_PROBLEM TO SOLVE_
Write the material out again in full, word for word. Do not include the pictures.
═════ DATA PROVIDED ═════
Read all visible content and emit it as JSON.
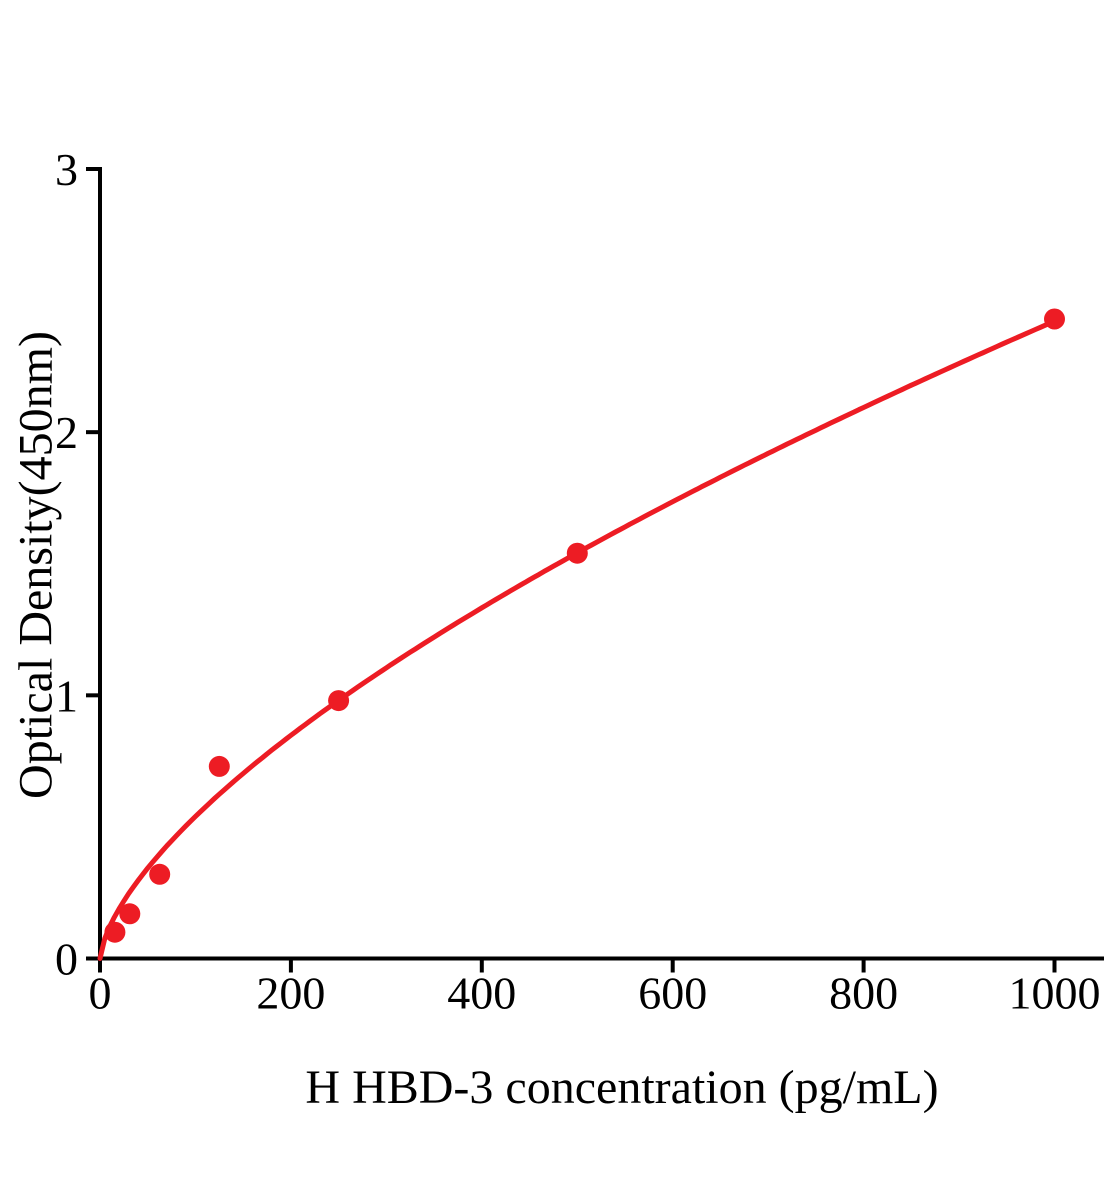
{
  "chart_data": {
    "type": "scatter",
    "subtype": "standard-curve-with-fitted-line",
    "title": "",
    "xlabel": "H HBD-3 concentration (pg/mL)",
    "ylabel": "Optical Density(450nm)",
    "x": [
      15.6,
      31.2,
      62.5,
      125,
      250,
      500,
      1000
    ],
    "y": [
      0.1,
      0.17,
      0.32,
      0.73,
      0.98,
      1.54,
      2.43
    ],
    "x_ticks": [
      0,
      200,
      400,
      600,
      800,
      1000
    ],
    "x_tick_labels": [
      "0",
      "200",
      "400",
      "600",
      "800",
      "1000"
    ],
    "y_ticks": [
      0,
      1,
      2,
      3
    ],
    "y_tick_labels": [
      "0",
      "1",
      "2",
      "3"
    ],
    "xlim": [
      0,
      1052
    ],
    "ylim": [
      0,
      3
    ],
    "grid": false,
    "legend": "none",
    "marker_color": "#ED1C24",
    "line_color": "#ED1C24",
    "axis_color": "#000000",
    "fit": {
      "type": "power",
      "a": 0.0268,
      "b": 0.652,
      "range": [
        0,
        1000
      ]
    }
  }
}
═════
_WORKED SOLUTION_
Read all visible content and emit it as JSON.
{
  "chart_data": {
    "type": "scatter",
    "subtype": "standard-curve-with-fitted-line",
    "title": "",
    "xlabel": "H HBD-3 concentration (pg/mL)",
    "ylabel": "Optical Density(450nm)",
    "x": [
      15.6,
      31.2,
      62.5,
      125,
      250,
      500,
      1000
    ],
    "y": [
      0.1,
      0.17,
      0.32,
      0.73,
      0.98,
      1.54,
      2.43
    ],
    "x_ticks": [
      0,
      200,
      400,
      600,
      800,
      1000
    ],
    "x_tick_labels": [
      "0",
      "200",
      "400",
      "600",
      "800",
      "1000"
    ],
    "y_ticks": [
      0,
      1,
      2,
      3
    ],
    "y_tick_labels": [
      "0",
      "1",
      "2",
      "3"
    ],
    "xlim": [
      0,
      1052
    ],
    "ylim": [
      0,
      3
    ],
    "grid": false,
    "legend": "none",
    "marker_color": "#ED1C24",
    "line_color": "#ED1C24",
    "axis_color": "#000000",
    "fit": {
      "type": "power",
      "a": 0.0268,
      "b": 0.652,
      "range": [
        0,
        1000
      ]
    }
  }
}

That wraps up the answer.